* [Directive]:
An exact copy of all the data is required, with pictures left out.

--- START Task input ---

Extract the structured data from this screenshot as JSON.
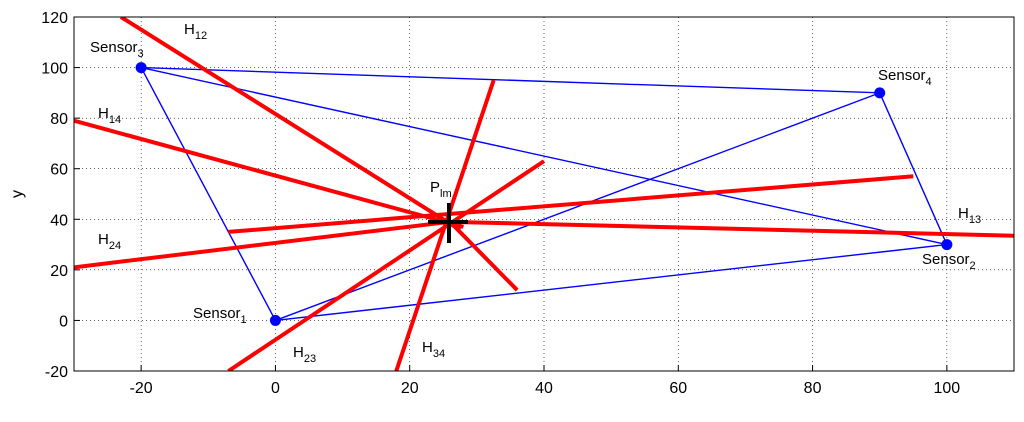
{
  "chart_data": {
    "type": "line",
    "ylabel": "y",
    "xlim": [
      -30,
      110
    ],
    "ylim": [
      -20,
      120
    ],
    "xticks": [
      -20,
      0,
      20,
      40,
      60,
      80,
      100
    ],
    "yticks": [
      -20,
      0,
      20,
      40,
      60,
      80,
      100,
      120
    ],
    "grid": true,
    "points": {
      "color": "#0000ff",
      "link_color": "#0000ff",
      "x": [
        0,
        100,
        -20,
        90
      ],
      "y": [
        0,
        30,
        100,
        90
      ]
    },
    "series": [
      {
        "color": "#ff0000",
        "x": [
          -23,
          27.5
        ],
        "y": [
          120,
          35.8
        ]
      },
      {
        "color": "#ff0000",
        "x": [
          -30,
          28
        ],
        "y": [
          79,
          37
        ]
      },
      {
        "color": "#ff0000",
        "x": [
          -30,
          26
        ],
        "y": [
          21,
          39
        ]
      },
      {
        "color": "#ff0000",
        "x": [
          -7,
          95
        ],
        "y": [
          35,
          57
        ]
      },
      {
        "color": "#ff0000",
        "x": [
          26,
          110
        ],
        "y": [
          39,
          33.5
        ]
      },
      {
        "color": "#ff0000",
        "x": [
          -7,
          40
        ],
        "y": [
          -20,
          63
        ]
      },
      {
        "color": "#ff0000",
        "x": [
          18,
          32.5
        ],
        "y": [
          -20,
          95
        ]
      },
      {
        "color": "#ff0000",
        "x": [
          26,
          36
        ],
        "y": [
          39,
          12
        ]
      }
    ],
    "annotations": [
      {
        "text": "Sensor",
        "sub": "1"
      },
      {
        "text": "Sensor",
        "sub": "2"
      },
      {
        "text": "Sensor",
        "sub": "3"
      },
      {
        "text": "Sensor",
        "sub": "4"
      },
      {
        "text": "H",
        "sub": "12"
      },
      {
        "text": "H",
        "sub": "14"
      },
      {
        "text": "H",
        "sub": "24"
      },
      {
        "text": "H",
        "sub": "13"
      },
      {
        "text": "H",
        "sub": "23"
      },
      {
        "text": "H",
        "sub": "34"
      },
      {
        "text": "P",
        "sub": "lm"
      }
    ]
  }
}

--- END Task input ---

* [Output for this task]:
Extract the structured data from this screenshot as JSON.
{
  "chart_data": {
    "type": "line",
    "ylabel": "y",
    "xlim": [
      -30,
      110
    ],
    "ylim": [
      -20,
      120
    ],
    "xticks": [
      -20,
      0,
      20,
      40,
      60,
      80,
      100
    ],
    "yticks": [
      -20,
      0,
      20,
      40,
      60,
      80,
      100,
      120
    ],
    "grid": true,
    "points": {
      "color": "#0000ff",
      "link_color": "#0000ff",
      "x": [
        0,
        100,
        -20,
        90
      ],
      "y": [
        0,
        30,
        100,
        90
      ]
    },
    "series": [
      {
        "color": "#ff0000",
        "x": [
          -23,
          27.5
        ],
        "y": [
          120,
          35.8
        ]
      },
      {
        "color": "#ff0000",
        "x": [
          -30,
          28
        ],
        "y": [
          79,
          37
        ]
      },
      {
        "color": "#ff0000",
        "x": [
          -30,
          26
        ],
        "y": [
          21,
          39
        ]
      },
      {
        "color": "#ff0000",
        "x": [
          -7,
          95
        ],
        "y": [
          35,
          57
        ]
      },
      {
        "color": "#ff0000",
        "x": [
          26,
          110
        ],
        "y": [
          39,
          33.5
        ]
      },
      {
        "color": "#ff0000",
        "x": [
          -7,
          40
        ],
        "y": [
          -20,
          63
        ]
      },
      {
        "color": "#ff0000",
        "x": [
          18,
          32.5
        ],
        "y": [
          -20,
          95
        ]
      },
      {
        "color": "#ff0000",
        "x": [
          26,
          36
        ],
        "y": [
          39,
          12
        ]
      }
    ],
    "annotations": [
      {
        "text": "Sensor",
        "sub": "1"
      },
      {
        "text": "Sensor",
        "sub": "2"
      },
      {
        "text": "Sensor",
        "sub": "3"
      },
      {
        "text": "Sensor",
        "sub": "4"
      },
      {
        "text": "H",
        "sub": "12"
      },
      {
        "text": "H",
        "sub": "14"
      },
      {
        "text": "H",
        "sub": "24"
      },
      {
        "text": "H",
        "sub": "13"
      },
      {
        "text": "H",
        "sub": "23"
      },
      {
        "text": "H",
        "sub": "34"
      },
      {
        "text": "P",
        "sub": "lm"
      }
    ]
  }
}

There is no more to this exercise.